■ Exercise directions
Output all of the entries exactly as written.

■ Record extracts
— BEGIN —

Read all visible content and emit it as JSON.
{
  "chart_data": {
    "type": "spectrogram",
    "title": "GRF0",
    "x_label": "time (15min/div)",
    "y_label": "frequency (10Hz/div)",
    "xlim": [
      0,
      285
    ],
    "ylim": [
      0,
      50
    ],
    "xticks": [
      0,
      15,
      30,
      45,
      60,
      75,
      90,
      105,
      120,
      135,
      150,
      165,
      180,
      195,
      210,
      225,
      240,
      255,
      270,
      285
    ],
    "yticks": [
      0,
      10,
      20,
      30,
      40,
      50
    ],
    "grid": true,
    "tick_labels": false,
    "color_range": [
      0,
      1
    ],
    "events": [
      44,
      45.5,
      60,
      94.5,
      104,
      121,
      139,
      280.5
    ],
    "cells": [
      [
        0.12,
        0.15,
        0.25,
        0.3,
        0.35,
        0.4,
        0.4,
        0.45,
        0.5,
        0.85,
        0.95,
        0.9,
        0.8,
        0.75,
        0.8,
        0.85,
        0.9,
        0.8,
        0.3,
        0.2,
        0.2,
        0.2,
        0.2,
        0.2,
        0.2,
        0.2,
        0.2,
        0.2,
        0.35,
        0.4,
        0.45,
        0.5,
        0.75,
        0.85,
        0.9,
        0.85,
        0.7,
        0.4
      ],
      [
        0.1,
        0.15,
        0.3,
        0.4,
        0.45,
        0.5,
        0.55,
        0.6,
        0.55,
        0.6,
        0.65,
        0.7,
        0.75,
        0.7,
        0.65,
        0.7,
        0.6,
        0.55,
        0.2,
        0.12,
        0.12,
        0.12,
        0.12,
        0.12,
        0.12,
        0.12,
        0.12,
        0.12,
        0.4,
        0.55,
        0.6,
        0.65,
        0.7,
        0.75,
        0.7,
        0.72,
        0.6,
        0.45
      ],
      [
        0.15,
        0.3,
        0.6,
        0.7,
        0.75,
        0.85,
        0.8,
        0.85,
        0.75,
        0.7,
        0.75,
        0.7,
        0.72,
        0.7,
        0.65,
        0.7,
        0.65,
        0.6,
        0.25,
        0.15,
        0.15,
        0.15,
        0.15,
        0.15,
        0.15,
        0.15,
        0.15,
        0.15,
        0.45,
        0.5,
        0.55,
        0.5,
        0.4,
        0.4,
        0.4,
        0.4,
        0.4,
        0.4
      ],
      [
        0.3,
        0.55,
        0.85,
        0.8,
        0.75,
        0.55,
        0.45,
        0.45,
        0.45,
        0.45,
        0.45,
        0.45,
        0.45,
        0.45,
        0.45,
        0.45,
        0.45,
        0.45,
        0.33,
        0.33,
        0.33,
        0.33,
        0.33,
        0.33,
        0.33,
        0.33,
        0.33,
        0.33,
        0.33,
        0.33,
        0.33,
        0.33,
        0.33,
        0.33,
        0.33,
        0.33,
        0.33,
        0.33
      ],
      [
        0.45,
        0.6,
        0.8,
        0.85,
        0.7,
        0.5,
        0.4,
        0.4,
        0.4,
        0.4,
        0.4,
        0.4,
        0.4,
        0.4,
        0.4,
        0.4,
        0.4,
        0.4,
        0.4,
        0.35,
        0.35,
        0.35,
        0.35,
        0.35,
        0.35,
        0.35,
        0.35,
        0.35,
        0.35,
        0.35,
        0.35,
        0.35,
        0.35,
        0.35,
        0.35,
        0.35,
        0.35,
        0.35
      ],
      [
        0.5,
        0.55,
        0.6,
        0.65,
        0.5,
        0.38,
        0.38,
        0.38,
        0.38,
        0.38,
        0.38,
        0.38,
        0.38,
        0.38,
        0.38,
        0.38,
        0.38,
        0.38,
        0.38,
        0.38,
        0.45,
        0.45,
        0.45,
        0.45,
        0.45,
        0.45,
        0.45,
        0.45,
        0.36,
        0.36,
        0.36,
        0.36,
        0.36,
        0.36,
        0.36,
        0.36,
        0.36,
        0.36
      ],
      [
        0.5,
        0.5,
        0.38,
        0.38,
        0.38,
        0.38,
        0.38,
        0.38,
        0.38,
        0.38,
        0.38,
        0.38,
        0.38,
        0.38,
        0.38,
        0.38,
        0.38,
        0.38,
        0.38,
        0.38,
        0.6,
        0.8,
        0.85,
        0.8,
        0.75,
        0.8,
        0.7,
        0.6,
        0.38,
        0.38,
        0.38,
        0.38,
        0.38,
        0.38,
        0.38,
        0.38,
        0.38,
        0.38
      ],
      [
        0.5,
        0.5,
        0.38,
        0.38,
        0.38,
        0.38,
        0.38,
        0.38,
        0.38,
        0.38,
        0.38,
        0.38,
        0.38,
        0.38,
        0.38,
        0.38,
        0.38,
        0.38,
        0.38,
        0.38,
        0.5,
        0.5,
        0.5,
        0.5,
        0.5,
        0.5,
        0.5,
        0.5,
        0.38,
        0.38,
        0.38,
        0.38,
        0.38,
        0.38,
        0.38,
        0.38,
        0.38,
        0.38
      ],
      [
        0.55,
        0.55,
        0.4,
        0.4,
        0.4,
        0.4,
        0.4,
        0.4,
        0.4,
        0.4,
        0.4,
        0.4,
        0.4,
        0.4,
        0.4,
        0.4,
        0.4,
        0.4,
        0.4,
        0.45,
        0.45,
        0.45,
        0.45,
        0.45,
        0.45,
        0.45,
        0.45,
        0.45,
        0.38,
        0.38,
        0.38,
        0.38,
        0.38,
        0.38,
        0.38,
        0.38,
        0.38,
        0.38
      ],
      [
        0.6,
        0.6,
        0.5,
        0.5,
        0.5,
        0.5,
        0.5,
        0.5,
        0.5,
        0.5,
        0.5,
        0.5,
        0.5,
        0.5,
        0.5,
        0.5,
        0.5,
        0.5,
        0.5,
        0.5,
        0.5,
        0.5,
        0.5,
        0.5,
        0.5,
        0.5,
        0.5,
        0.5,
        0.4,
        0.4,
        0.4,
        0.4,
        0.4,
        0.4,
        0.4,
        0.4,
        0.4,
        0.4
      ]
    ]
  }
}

— END —

■ Solution below
Read all visible content and emit it as JSON.
{
  "chart_data": {
    "type": "spectrogram",
    "title": "GRF0",
    "x_label": "time (15min/div)",
    "y_label": "frequency (10Hz/div)",
    "xlim": [
      0,
      285
    ],
    "ylim": [
      0,
      50
    ],
    "xticks": [
      0,
      15,
      30,
      45,
      60,
      75,
      90,
      105,
      120,
      135,
      150,
      165,
      180,
      195,
      210,
      225,
      240,
      255,
      270,
      285
    ],
    "yticks": [
      0,
      10,
      20,
      30,
      40,
      50
    ],
    "grid": true,
    "tick_labels": false,
    "color_range": [
      0,
      1
    ],
    "events": [
      44,
      45.5,
      60,
      94.5,
      104,
      121,
      139,
      280.5
    ],
    "cells": [
      [
        0.12,
        0.15,
        0.25,
        0.3,
        0.35,
        0.4,
        0.4,
        0.45,
        0.5,
        0.85,
        0.95,
        0.9,
        0.8,
        0.75,
        0.8,
        0.85,
        0.9,
        0.8,
        0.3,
        0.2,
        0.2,
        0.2,
        0.2,
        0.2,
        0.2,
        0.2,
        0.2,
        0.2,
        0.35,
        0.4,
        0.45,
        0.5,
        0.75,
        0.85,
        0.9,
        0.85,
        0.7,
        0.4
      ],
      [
        0.1,
        0.15,
        0.3,
        0.4,
        0.45,
        0.5,
        0.55,
        0.6,
        0.55,
        0.6,
        0.65,
        0.7,
        0.75,
        0.7,
        0.65,
        0.7,
        0.6,
        0.55,
        0.2,
        0.12,
        0.12,
        0.12,
        0.12,
        0.12,
        0.12,
        0.12,
        0.12,
        0.12,
        0.4,
        0.55,
        0.6,
        0.65,
        0.7,
        0.75,
        0.7,
        0.72,
        0.6,
        0.45
      ],
      [
        0.15,
        0.3,
        0.6,
        0.7,
        0.75,
        0.85,
        0.8,
        0.85,
        0.75,
        0.7,
        0.75,
        0.7,
        0.72,
        0.7,
        0.65,
        0.7,
        0.65,
        0.6,
        0.25,
        0.15,
        0.15,
        0.15,
        0.15,
        0.15,
        0.15,
        0.15,
        0.15,
        0.15,
        0.45,
        0.5,
        0.55,
        0.5,
        0.4,
        0.4,
        0.4,
        0.4,
        0.4,
        0.4
      ],
      [
        0.3,
        0.55,
        0.85,
        0.8,
        0.75,
        0.55,
        0.45,
        0.45,
        0.45,
        0.45,
        0.45,
        0.45,
        0.45,
        0.45,
        0.45,
        0.45,
        0.45,
        0.45,
        0.33,
        0.33,
        0.33,
        0.33,
        0.33,
        0.33,
        0.33,
        0.33,
        0.33,
        0.33,
        0.33,
        0.33,
        0.33,
        0.33,
        0.33,
        0.33,
        0.33,
        0.33,
        0.33,
        0.33
      ],
      [
        0.45,
        0.6,
        0.8,
        0.85,
        0.7,
        0.5,
        0.4,
        0.4,
        0.4,
        0.4,
        0.4,
        0.4,
        0.4,
        0.4,
        0.4,
        0.4,
        0.4,
        0.4,
        0.4,
        0.35,
        0.35,
        0.35,
        0.35,
        0.35,
        0.35,
        0.35,
        0.35,
        0.35,
        0.35,
        0.35,
        0.35,
        0.35,
        0.35,
        0.35,
        0.35,
        0.35,
        0.35,
        0.35
      ],
      [
        0.5,
        0.55,
        0.6,
        0.65,
        0.5,
        0.38,
        0.38,
        0.38,
        0.38,
        0.38,
        0.38,
        0.38,
        0.38,
        0.38,
        0.38,
        0.38,
        0.38,
        0.38,
        0.38,
        0.38,
        0.45,
        0.45,
        0.45,
        0.45,
        0.45,
        0.45,
        0.45,
        0.45,
        0.36,
        0.36,
        0.36,
        0.36,
        0.36,
        0.36,
        0.36,
        0.36,
        0.36,
        0.36
      ],
      [
        0.5,
        0.5,
        0.38,
        0.38,
        0.38,
        0.38,
        0.38,
        0.38,
        0.38,
        0.38,
        0.38,
        0.38,
        0.38,
        0.38,
        0.38,
        0.38,
        0.38,
        0.38,
        0.38,
        0.38,
        0.6,
        0.8,
        0.85,
        0.8,
        0.75,
        0.8,
        0.7,
        0.6,
        0.38,
        0.38,
        0.38,
        0.38,
        0.38,
        0.38,
        0.38,
        0.38,
        0.38,
        0.38
      ],
      [
        0.5,
        0.5,
        0.38,
        0.38,
        0.38,
        0.38,
        0.38,
        0.38,
        0.38,
        0.38,
        0.38,
        0.38,
        0.38,
        0.38,
        0.38,
        0.38,
        0.38,
        0.38,
        0.38,
        0.38,
        0.5,
        0.5,
        0.5,
        0.5,
        0.5,
        0.5,
        0.5,
        0.5,
        0.38,
        0.38,
        0.38,
        0.38,
        0.38,
        0.38,
        0.38,
        0.38,
        0.38,
        0.38
      ],
      [
        0.55,
        0.55,
        0.4,
        0.4,
        0.4,
        0.4,
        0.4,
        0.4,
        0.4,
        0.4,
        0.4,
        0.4,
        0.4,
        0.4,
        0.4,
        0.4,
        0.4,
        0.4,
        0.4,
        0.45,
        0.45,
        0.45,
        0.45,
        0.45,
        0.45,
        0.45,
        0.45,
        0.45,
        0.38,
        0.38,
        0.38,
        0.38,
        0.38,
        0.38,
        0.38,
        0.38,
        0.38,
        0.38
      ],
      [
        0.6,
        0.6,
        0.5,
        0.5,
        0.5,
        0.5,
        0.5,
        0.5,
        0.5,
        0.5,
        0.5,
        0.5,
        0.5,
        0.5,
        0.5,
        0.5,
        0.5,
        0.5,
        0.5,
        0.5,
        0.5,
        0.5,
        0.5,
        0.5,
        0.5,
        0.5,
        0.5,
        0.5,
        0.4,
        0.4,
        0.4,
        0.4,
        0.4,
        0.4,
        0.4,
        0.4,
        0.4,
        0.4
      ]
    ]
  }
}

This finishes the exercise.